The data below is to be returned in full and exactly.

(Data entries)
• • •
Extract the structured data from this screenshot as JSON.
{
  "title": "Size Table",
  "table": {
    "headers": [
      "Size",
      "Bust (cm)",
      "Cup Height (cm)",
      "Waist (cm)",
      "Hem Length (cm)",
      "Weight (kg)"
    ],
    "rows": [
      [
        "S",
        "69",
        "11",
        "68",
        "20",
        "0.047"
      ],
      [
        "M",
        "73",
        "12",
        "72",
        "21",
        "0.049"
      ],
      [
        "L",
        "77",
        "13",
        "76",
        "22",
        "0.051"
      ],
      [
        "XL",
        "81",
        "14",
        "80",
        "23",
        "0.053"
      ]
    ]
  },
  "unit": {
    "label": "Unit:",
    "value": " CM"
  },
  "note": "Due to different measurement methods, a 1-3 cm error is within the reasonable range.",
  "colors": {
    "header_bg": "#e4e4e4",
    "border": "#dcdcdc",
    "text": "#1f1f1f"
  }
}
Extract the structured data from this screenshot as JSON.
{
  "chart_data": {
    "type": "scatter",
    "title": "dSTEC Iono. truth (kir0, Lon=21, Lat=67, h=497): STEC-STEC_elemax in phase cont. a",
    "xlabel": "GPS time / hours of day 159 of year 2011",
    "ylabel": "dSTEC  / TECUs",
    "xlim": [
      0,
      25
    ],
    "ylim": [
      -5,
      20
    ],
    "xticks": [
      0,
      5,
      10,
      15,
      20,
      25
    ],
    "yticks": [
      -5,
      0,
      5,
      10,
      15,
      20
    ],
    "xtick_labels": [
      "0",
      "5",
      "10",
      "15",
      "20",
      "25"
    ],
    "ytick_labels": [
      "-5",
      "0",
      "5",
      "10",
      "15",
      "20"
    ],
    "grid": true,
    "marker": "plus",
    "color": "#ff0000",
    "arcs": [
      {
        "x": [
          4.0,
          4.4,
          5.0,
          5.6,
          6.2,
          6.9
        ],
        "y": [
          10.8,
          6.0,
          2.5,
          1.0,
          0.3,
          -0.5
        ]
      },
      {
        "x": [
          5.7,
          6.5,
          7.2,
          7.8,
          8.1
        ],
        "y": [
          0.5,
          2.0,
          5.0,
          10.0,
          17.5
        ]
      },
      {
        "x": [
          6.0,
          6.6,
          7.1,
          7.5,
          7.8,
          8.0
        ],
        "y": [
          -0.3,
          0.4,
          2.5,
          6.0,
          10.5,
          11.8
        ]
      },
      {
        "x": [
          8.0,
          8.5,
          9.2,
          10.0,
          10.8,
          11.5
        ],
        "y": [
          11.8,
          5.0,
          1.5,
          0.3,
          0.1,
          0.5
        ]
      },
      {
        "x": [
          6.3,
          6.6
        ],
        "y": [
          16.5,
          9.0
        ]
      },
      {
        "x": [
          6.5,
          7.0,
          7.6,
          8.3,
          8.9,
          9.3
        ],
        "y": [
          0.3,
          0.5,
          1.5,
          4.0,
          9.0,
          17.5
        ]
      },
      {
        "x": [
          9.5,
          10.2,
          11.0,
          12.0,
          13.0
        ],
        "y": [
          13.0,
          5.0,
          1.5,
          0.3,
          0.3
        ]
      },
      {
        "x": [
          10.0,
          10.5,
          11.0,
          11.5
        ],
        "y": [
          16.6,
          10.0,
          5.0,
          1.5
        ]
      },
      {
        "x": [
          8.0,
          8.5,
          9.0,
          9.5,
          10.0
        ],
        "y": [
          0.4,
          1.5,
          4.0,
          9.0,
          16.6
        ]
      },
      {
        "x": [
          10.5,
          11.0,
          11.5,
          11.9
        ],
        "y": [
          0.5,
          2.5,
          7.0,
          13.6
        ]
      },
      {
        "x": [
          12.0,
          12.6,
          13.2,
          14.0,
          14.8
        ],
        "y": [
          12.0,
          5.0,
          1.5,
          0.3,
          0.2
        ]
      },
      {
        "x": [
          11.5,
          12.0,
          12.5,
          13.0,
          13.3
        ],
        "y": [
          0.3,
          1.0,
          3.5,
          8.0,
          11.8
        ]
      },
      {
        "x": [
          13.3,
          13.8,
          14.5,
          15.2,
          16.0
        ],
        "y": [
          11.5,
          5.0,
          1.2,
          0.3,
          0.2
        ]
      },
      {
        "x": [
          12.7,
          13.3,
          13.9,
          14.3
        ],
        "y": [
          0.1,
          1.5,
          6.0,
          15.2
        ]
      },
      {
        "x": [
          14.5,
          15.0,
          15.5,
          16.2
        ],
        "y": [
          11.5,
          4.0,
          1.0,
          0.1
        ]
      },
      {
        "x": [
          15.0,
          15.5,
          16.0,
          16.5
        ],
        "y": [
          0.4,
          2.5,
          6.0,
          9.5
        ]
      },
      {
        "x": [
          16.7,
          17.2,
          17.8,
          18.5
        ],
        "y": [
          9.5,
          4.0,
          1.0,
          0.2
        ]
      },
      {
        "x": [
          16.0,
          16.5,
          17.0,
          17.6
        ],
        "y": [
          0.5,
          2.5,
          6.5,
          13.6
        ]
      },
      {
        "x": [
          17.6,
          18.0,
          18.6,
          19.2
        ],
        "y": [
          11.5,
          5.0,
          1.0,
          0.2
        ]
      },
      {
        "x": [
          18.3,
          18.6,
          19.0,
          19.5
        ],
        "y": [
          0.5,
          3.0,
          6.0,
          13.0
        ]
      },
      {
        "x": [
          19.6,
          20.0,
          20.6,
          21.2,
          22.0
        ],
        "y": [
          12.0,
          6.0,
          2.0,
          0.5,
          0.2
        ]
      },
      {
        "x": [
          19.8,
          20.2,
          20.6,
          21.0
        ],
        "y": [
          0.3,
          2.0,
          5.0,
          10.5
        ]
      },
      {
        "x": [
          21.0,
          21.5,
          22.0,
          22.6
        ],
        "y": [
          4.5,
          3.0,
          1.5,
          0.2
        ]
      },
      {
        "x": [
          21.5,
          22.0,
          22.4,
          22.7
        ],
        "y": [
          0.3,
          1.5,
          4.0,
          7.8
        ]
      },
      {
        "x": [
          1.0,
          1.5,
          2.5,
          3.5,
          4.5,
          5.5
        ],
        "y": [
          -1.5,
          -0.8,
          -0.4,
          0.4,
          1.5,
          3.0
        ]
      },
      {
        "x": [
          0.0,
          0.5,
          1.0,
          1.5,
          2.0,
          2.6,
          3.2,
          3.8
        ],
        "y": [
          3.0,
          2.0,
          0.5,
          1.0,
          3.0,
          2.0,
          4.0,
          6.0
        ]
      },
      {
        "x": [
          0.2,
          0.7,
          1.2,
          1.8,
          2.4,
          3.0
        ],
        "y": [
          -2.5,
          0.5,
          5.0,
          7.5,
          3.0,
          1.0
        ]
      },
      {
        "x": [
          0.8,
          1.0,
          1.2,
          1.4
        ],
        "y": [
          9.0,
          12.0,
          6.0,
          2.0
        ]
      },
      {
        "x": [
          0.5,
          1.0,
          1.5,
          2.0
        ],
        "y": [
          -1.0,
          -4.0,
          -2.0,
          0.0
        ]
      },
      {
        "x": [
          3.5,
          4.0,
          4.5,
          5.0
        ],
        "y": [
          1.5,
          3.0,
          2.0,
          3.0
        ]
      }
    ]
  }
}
• • •
THE ANSWER =>
Extract the structured data from this screenshot as JSON.
{
  "title": "Size Table",
  "table": {
    "headers": [
      "Size",
      "Bust (cm)",
      "Cup Height (cm)",
      "Waist (cm)",
      "Hem Length (cm)",
      "Weight (kg)"
    ],
    "rows": [
      [
        "S",
        "69",
        "11",
        "68",
        "20",
        "0.047"
      ],
      [
        "M",
        "73",
        "12",
        "72",
        "21",
        "0.049"
      ],
      [
        "L",
        "77",
        "13",
        "76",
        "22",
        "0.051"
      ],
      [
        "XL",
        "81",
        "14",
        "80",
        "23",
        "0.053"
      ]
    ]
  },
  "unit": {
    "label": "Unit:",
    "value": " CM"
  },
  "note": "Due to different measurement methods, a 1-3 cm error is within the reasonable range.",
  "colors": {
    "header_bg": "#e4e4e4",
    "border": "#dcdcdc",
    "text": "#1f1f1f"
  }
}
Extract the structured data from this screenshot as JSON.
{
  "chart_data": {
    "type": "scatter",
    "title": "dSTEC Iono. truth (kir0, Lon=21, Lat=67, h=497): STEC-STEC_elemax in phase cont. a",
    "xlabel": "GPS time / hours of day 159 of year 2011",
    "ylabel": "dSTEC  / TECUs",
    "xlim": [
      0,
      25
    ],
    "ylim": [
      -5,
      20
    ],
    "xticks": [
      0,
      5,
      10,
      15,
      20,
      25
    ],
    "yticks": [
      -5,
      0,
      5,
      10,
      15,
      20
    ],
    "xtick_labels": [
      "0",
      "5",
      "10",
      "15",
      "20",
      "25"
    ],
    "ytick_labels": [
      "-5",
      "0",
      "5",
      "10",
      "15",
      "20"
    ],
    "grid": true,
    "marker": "plus",
    "color": "#ff0000",
    "arcs": [
      {
        "x": [
          4.0,
          4.4,
          5.0,
          5.6,
          6.2,
          6.9
        ],
        "y": [
          10.8,
          6.0,
          2.5,
          1.0,
          0.3,
          -0.5
        ]
      },
      {
        "x": [
          5.7,
          6.5,
          7.2,
          7.8,
          8.1
        ],
        "y": [
          0.5,
          2.0,
          5.0,
          10.0,
          17.5
        ]
      },
      {
        "x": [
          6.0,
          6.6,
          7.1,
          7.5,
          7.8,
          8.0
        ],
        "y": [
          -0.3,
          0.4,
          2.5,
          6.0,
          10.5,
          11.8
        ]
      },
      {
        "x": [
          8.0,
          8.5,
          9.2,
          10.0,
          10.8,
          11.5
        ],
        "y": [
          11.8,
          5.0,
          1.5,
          0.3,
          0.1,
          0.5
        ]
      },
      {
        "x": [
          6.3,
          6.6
        ],
        "y": [
          16.5,
          9.0
        ]
      },
      {
        "x": [
          6.5,
          7.0,
          7.6,
          8.3,
          8.9,
          9.3
        ],
        "y": [
          0.3,
          0.5,
          1.5,
          4.0,
          9.0,
          17.5
        ]
      },
      {
        "x": [
          9.5,
          10.2,
          11.0,
          12.0,
          13.0
        ],
        "y": [
          13.0,
          5.0,
          1.5,
          0.3,
          0.3
        ]
      },
      {
        "x": [
          10.0,
          10.5,
          11.0,
          11.5
        ],
        "y": [
          16.6,
          10.0,
          5.0,
          1.5
        ]
      },
      {
        "x": [
          8.0,
          8.5,
          9.0,
          9.5,
          10.0
        ],
        "y": [
          0.4,
          1.5,
          4.0,
          9.0,
          16.6
        ]
      },
      {
        "x": [
          10.5,
          11.0,
          11.5,
          11.9
        ],
        "y": [
          0.5,
          2.5,
          7.0,
          13.6
        ]
      },
      {
        "x": [
          12.0,
          12.6,
          13.2,
          14.0,
          14.8
        ],
        "y": [
          12.0,
          5.0,
          1.5,
          0.3,
          0.2
        ]
      },
      {
        "x": [
          11.5,
          12.0,
          12.5,
          13.0,
          13.3
        ],
        "y": [
          0.3,
          1.0,
          3.5,
          8.0,
          11.8
        ]
      },
      {
        "x": [
          13.3,
          13.8,
          14.5,
          15.2,
          16.0
        ],
        "y": [
          11.5,
          5.0,
          1.2,
          0.3,
          0.2
        ]
      },
      {
        "x": [
          12.7,
          13.3,
          13.9,
          14.3
        ],
        "y": [
          0.1,
          1.5,
          6.0,
          15.2
        ]
      },
      {
        "x": [
          14.5,
          15.0,
          15.5,
          16.2
        ],
        "y": [
          11.5,
          4.0,
          1.0,
          0.1
        ]
      },
      {
        "x": [
          15.0,
          15.5,
          16.0,
          16.5
        ],
        "y": [
          0.4,
          2.5,
          6.0,
          9.5
        ]
      },
      {
        "x": [
          16.7,
          17.2,
          17.8,
          18.5
        ],
        "y": [
          9.5,
          4.0,
          1.0,
          0.2
        ]
      },
      {
        "x": [
          16.0,
          16.5,
          17.0,
          17.6
        ],
        "y": [
          0.5,
          2.5,
          6.5,
          13.6
        ]
      },
      {
        "x": [
          17.6,
          18.0,
          18.6,
          19.2
        ],
        "y": [
          11.5,
          5.0,
          1.0,
          0.2
        ]
      },
      {
        "x": [
          18.3,
          18.6,
          19.0,
          19.5
        ],
        "y": [
          0.5,
          3.0,
          6.0,
          13.0
        ]
      },
      {
        "x": [
          19.6,
          20.0,
          20.6,
          21.2,
          22.0
        ],
        "y": [
          12.0,
          6.0,
          2.0,
          0.5,
          0.2
        ]
      },
      {
        "x": [
          19.8,
          20.2,
          20.6,
          21.0
        ],
        "y": [
          0.3,
          2.0,
          5.0,
          10.5
        ]
      },
      {
        "x": [
          21.0,
          21.5,
          22.0,
          22.6
        ],
        "y": [
          4.5,
          3.0,
          1.5,
          0.2
        ]
      },
      {
        "x": [
          21.5,
          22.0,
          22.4,
          22.7
        ],
        "y": [
          0.3,
          1.5,
          4.0,
          7.8
        ]
      },
      {
        "x": [
          1.0,
          1.5,
          2.5,
          3.5,
          4.5,
          5.5
        ],
        "y": [
          -1.5,
          -0.8,
          -0.4,
          0.4,
          1.5,
          3.0
        ]
      },
      {
        "x": [
          0.0,
          0.5,
          1.0,
          1.5,
          2.0,
          2.6,
          3.2,
          3.8
        ],
        "y": [
          3.0,
          2.0,
          0.5,
          1.0,
          3.0,
          2.0,
          4.0,
          6.0
        ]
      },
      {
        "x": [
          0.2,
          0.7,
          1.2,
          1.8,
          2.4,
          3.0
        ],
        "y": [
          -2.5,
          0.5,
          5.0,
          7.5,
          3.0,
          1.0
        ]
      },
      {
        "x": [
          0.8,
          1.0,
          1.2,
          1.4
        ],
        "y": [
          9.0,
          12.0,
          6.0,
          2.0
        ]
      },
      {
        "x": [
          0.5,
          1.0,
          1.5,
          2.0
        ],
        "y": [
          -1.0,
          -4.0,
          -2.0,
          0.0
        ]
      },
      {
        "x": [
          3.5,
          4.0,
          4.5,
          5.0
        ],
        "y": [
          1.5,
          3.0,
          2.0,
          3.0
        ]
      }
    ]
  }
}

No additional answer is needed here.